> _WHAT IS REQUIRED_:
Apart from the pictures, every entry should be reproduced exactly.

> _DATA TO PROCESS_:
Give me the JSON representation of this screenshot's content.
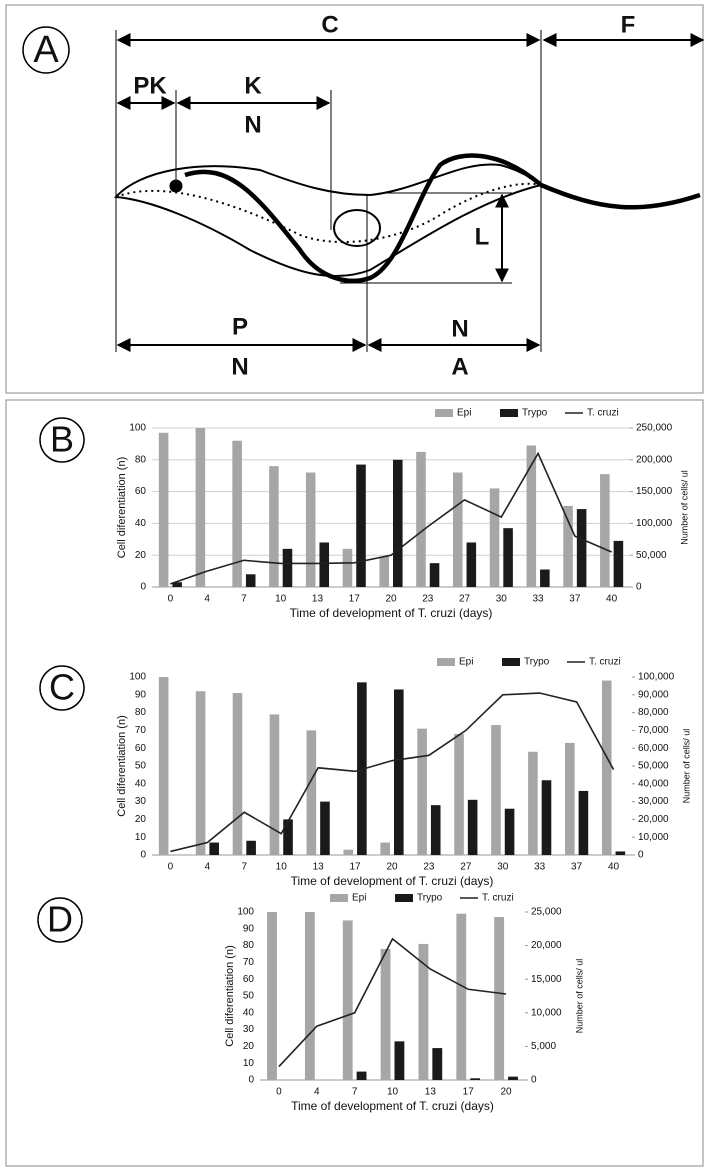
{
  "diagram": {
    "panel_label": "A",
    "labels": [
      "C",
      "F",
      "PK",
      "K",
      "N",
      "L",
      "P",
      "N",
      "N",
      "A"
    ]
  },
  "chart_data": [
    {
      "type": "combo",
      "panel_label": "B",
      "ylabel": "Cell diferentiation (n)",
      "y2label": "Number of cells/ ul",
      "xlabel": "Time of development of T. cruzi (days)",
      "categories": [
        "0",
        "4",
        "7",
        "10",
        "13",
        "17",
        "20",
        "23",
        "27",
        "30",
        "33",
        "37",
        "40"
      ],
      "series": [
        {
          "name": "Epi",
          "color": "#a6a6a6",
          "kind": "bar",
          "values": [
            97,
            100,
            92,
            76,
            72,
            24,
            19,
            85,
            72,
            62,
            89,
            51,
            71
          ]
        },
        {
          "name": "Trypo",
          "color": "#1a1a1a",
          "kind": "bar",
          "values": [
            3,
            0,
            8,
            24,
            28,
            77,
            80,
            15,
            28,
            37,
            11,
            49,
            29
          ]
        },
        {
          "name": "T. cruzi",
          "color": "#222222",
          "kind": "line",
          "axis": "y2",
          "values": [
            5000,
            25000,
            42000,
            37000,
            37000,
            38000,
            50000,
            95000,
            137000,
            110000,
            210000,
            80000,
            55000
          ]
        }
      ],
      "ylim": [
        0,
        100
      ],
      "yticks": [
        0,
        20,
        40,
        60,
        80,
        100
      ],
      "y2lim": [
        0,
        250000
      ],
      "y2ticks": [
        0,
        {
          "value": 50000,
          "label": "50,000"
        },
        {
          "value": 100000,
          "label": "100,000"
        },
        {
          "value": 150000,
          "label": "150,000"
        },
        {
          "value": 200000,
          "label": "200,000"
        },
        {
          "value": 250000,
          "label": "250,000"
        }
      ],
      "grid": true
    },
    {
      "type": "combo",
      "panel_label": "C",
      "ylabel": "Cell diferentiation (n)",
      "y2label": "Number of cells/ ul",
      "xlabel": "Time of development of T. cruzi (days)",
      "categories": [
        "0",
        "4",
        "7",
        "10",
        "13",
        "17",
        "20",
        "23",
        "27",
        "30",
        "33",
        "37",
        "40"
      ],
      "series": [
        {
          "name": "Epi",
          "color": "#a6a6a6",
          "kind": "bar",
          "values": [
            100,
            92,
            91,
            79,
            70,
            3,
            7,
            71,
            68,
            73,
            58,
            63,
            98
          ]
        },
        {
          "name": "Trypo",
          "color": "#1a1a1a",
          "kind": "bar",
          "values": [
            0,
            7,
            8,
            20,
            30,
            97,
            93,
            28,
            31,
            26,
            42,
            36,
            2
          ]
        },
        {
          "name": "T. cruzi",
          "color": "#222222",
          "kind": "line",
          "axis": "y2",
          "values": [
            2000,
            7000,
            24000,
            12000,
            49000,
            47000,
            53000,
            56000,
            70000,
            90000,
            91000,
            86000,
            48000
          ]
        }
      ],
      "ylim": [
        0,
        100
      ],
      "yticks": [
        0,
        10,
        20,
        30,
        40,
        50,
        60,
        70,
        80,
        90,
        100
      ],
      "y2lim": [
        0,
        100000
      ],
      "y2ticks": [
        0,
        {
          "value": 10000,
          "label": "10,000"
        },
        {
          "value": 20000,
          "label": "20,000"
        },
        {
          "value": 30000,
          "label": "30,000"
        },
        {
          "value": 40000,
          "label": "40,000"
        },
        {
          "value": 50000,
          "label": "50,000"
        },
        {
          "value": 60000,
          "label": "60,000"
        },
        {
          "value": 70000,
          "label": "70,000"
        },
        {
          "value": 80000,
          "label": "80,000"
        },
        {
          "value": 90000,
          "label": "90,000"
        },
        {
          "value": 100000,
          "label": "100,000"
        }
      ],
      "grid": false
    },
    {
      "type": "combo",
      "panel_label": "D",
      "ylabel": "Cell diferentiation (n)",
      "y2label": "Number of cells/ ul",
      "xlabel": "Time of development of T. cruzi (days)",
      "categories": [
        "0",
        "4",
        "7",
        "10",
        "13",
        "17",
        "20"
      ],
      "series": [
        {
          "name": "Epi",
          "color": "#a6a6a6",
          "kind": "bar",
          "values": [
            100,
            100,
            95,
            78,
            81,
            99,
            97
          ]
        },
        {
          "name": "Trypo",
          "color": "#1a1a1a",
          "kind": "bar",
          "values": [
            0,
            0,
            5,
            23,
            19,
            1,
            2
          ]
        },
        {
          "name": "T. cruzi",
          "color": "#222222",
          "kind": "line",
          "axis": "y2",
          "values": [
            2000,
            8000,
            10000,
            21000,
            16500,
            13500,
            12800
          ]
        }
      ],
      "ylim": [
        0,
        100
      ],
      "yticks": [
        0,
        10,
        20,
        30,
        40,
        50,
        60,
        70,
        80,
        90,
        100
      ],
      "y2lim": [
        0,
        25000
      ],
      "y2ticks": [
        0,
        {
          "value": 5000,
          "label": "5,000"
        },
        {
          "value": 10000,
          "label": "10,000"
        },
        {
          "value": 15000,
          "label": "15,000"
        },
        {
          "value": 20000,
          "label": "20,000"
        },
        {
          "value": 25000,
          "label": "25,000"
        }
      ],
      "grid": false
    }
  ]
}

> _ANSWER BOX_:
Give me the JSON representation of this screenshot's content.
{
  "diagram": {
    "panel_label": "A",
    "labels": [
      "C",
      "F",
      "PK",
      "K",
      "N",
      "L",
      "P",
      "N",
      "N",
      "A"
    ]
  },
  "chart_data": [
    {
      "type": "combo",
      "panel_label": "B",
      "ylabel": "Cell diferentiation (n)",
      "y2label": "Number of cells/ ul",
      "xlabel": "Time of development of T. cruzi (days)",
      "categories": [
        "0",
        "4",
        "7",
        "10",
        "13",
        "17",
        "20",
        "23",
        "27",
        "30",
        "33",
        "37",
        "40"
      ],
      "series": [
        {
          "name": "Epi",
          "color": "#a6a6a6",
          "kind": "bar",
          "values": [
            97,
            100,
            92,
            76,
            72,
            24,
            19,
            85,
            72,
            62,
            89,
            51,
            71
          ]
        },
        {
          "name": "Trypo",
          "color": "#1a1a1a",
          "kind": "bar",
          "values": [
            3,
            0,
            8,
            24,
            28,
            77,
            80,
            15,
            28,
            37,
            11,
            49,
            29
          ]
        },
        {
          "name": "T. cruzi",
          "color": "#222222",
          "kind": "line",
          "axis": "y2",
          "values": [
            5000,
            25000,
            42000,
            37000,
            37000,
            38000,
            50000,
            95000,
            137000,
            110000,
            210000,
            80000,
            55000
          ]
        }
      ],
      "ylim": [
        0,
        100
      ],
      "yticks": [
        0,
        20,
        40,
        60,
        80,
        100
      ],
      "y2lim": [
        0,
        250000
      ],
      "y2ticks": [
        0,
        {
          "value": 50000,
          "label": "50,000"
        },
        {
          "value": 100000,
          "label": "100,000"
        },
        {
          "value": 150000,
          "label": "150,000"
        },
        {
          "value": 200000,
          "label": "200,000"
        },
        {
          "value": 250000,
          "label": "250,000"
        }
      ],
      "grid": true
    },
    {
      "type": "combo",
      "panel_label": "C",
      "ylabel": "Cell diferentiation (n)",
      "y2label": "Number of cells/ ul",
      "xlabel": "Time of development of T. cruzi (days)",
      "categories": [
        "0",
        "4",
        "7",
        "10",
        "13",
        "17",
        "20",
        "23",
        "27",
        "30",
        "33",
        "37",
        "40"
      ],
      "series": [
        {
          "name": "Epi",
          "color": "#a6a6a6",
          "kind": "bar",
          "values": [
            100,
            92,
            91,
            79,
            70,
            3,
            7,
            71,
            68,
            73,
            58,
            63,
            98
          ]
        },
        {
          "name": "Trypo",
          "color": "#1a1a1a",
          "kind": "bar",
          "values": [
            0,
            7,
            8,
            20,
            30,
            97,
            93,
            28,
            31,
            26,
            42,
            36,
            2
          ]
        },
        {
          "name": "T. cruzi",
          "color": "#222222",
          "kind": "line",
          "axis": "y2",
          "values": [
            2000,
            7000,
            24000,
            12000,
            49000,
            47000,
            53000,
            56000,
            70000,
            90000,
            91000,
            86000,
            48000
          ]
        }
      ],
      "ylim": [
        0,
        100
      ],
      "yticks": [
        0,
        10,
        20,
        30,
        40,
        50,
        60,
        70,
        80,
        90,
        100
      ],
      "y2lim": [
        0,
        100000
      ],
      "y2ticks": [
        0,
        {
          "value": 10000,
          "label": "10,000"
        },
        {
          "value": 20000,
          "label": "20,000"
        },
        {
          "value": 30000,
          "label": "30,000"
        },
        {
          "value": 40000,
          "label": "40,000"
        },
        {
          "value": 50000,
          "label": "50,000"
        },
        {
          "value": 60000,
          "label": "60,000"
        },
        {
          "value": 70000,
          "label": "70,000"
        },
        {
          "value": 80000,
          "label": "80,000"
        },
        {
          "value": 90000,
          "label": "90,000"
        },
        {
          "value": 100000,
          "label": "100,000"
        }
      ],
      "grid": false
    },
    {
      "type": "combo",
      "panel_label": "D",
      "ylabel": "Cell diferentiation (n)",
      "y2label": "Number of cells/ ul",
      "xlabel": "Time of development of T. cruzi (days)",
      "categories": [
        "0",
        "4",
        "7",
        "10",
        "13",
        "17",
        "20"
      ],
      "series": [
        {
          "name": "Epi",
          "color": "#a6a6a6",
          "kind": "bar",
          "values": [
            100,
            100,
            95,
            78,
            81,
            99,
            97
          ]
        },
        {
          "name": "Trypo",
          "color": "#1a1a1a",
          "kind": "bar",
          "values": [
            0,
            0,
            5,
            23,
            19,
            1,
            2
          ]
        },
        {
          "name": "T. cruzi",
          "color": "#222222",
          "kind": "line",
          "axis": "y2",
          "values": [
            2000,
            8000,
            10000,
            21000,
            16500,
            13500,
            12800
          ]
        }
      ],
      "ylim": [
        0,
        100
      ],
      "yticks": [
        0,
        10,
        20,
        30,
        40,
        50,
        60,
        70,
        80,
        90,
        100
      ],
      "y2lim": [
        0,
        25000
      ],
      "y2ticks": [
        0,
        {
          "value": 5000,
          "label": "5,000"
        },
        {
          "value": 10000,
          "label": "10,000"
        },
        {
          "value": 15000,
          "label": "15,000"
        },
        {
          "value": 20000,
          "label": "20,000"
        },
        {
          "value": 25000,
          "label": "25,000"
        }
      ],
      "grid": false
    }
  ]
}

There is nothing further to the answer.